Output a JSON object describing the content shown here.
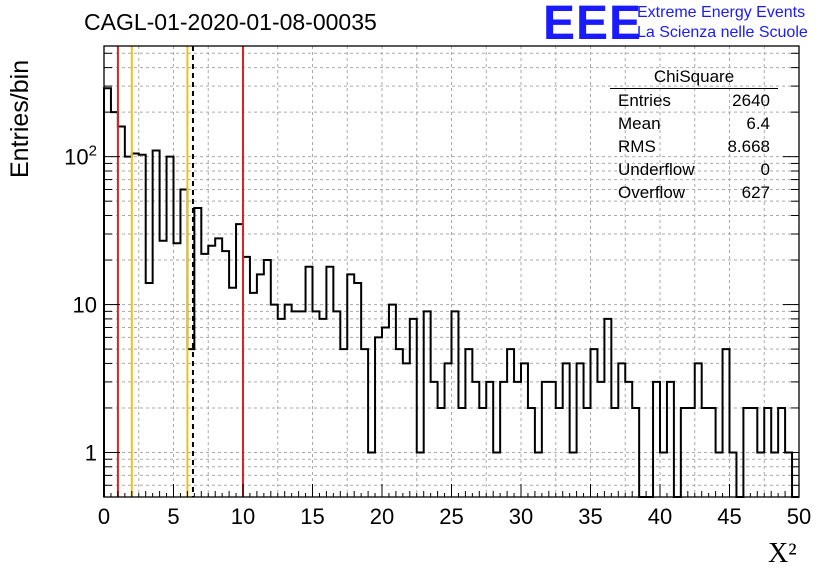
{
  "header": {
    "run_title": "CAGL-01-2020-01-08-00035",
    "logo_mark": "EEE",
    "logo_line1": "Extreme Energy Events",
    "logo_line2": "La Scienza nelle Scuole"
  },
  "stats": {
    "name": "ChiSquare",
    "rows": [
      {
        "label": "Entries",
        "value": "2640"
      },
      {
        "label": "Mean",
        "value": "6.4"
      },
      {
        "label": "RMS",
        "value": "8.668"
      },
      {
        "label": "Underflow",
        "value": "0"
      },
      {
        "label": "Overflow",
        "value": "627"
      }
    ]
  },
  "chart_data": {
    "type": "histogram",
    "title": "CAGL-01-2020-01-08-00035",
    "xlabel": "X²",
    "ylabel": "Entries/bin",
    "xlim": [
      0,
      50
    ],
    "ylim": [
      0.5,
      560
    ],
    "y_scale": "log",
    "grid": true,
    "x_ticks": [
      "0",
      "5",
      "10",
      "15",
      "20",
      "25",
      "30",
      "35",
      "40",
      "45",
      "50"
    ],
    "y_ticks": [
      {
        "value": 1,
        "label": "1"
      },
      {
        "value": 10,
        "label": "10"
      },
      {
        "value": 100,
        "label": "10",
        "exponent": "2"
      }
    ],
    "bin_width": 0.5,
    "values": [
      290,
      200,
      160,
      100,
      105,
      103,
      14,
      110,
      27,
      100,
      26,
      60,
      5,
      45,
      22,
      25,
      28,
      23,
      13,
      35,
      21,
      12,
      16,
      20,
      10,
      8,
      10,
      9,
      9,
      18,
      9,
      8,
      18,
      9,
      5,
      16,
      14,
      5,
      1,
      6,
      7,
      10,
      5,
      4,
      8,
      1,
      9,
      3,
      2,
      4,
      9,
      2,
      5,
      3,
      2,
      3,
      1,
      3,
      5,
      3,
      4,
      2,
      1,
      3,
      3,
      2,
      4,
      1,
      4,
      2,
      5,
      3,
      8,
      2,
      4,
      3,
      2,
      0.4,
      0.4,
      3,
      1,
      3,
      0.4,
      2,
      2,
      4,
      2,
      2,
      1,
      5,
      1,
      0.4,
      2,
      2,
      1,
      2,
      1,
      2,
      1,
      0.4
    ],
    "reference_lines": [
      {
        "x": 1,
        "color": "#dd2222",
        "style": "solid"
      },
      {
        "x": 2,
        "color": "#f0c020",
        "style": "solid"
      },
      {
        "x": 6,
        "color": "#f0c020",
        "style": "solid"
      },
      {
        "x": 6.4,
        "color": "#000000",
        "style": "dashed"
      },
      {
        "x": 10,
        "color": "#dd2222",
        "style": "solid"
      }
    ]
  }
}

● ● ● ●

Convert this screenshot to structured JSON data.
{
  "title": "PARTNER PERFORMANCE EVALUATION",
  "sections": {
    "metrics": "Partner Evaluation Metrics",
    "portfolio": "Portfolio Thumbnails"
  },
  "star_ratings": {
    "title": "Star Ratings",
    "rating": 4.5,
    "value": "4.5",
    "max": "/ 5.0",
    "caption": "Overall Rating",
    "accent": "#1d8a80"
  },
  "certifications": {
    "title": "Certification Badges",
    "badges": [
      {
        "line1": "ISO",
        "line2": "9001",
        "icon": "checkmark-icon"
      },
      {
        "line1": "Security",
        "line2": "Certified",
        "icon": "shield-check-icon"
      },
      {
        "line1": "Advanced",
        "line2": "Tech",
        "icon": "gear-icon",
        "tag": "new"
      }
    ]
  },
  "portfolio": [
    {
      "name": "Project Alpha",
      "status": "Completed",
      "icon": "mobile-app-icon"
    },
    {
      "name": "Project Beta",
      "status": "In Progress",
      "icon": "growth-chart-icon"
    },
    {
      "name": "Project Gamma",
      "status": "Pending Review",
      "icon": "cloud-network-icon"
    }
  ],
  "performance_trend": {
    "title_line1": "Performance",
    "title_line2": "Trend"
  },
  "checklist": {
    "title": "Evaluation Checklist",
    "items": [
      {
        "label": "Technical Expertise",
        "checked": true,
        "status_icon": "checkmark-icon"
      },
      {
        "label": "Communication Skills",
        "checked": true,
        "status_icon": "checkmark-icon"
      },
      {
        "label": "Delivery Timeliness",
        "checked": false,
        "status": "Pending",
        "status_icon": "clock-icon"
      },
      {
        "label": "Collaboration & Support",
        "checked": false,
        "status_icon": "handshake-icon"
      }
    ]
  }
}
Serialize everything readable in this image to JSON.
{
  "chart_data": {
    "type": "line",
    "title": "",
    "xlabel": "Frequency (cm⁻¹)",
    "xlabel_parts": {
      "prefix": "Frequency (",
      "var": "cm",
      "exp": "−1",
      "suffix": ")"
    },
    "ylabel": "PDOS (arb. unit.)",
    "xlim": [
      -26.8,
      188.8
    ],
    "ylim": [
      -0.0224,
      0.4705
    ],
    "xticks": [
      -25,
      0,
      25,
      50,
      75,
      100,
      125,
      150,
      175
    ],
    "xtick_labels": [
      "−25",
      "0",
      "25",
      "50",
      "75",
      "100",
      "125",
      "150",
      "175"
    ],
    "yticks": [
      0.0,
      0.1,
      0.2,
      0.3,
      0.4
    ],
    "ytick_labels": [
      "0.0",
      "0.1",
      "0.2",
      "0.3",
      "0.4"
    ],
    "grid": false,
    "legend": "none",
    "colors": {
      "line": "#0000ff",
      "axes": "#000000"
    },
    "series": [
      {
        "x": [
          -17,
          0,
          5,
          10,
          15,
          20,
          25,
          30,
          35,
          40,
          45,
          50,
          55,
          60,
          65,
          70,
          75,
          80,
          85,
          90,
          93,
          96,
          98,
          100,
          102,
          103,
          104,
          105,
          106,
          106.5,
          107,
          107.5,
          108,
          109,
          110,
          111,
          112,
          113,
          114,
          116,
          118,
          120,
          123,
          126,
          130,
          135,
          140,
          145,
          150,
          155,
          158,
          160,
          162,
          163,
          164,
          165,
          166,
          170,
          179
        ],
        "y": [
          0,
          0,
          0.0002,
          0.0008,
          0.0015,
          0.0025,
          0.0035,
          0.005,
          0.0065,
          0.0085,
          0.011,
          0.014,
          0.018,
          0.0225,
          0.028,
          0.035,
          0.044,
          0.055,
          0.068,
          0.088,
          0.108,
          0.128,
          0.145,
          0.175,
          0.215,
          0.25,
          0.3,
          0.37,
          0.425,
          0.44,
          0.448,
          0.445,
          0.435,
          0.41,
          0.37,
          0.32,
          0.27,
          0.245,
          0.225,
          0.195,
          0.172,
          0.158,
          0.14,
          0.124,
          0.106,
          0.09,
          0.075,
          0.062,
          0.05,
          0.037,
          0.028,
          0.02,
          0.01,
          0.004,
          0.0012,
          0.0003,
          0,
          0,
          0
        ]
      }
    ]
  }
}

● ● ● ●

**WHAT YOU HAVE TO DO:** Which lines contain "ylabel"? Copy each of them out.

**THE SOLUTION:**
    "ylabel": "Entries/bin",
    "ylabel": "PDOS (arb. unit.)",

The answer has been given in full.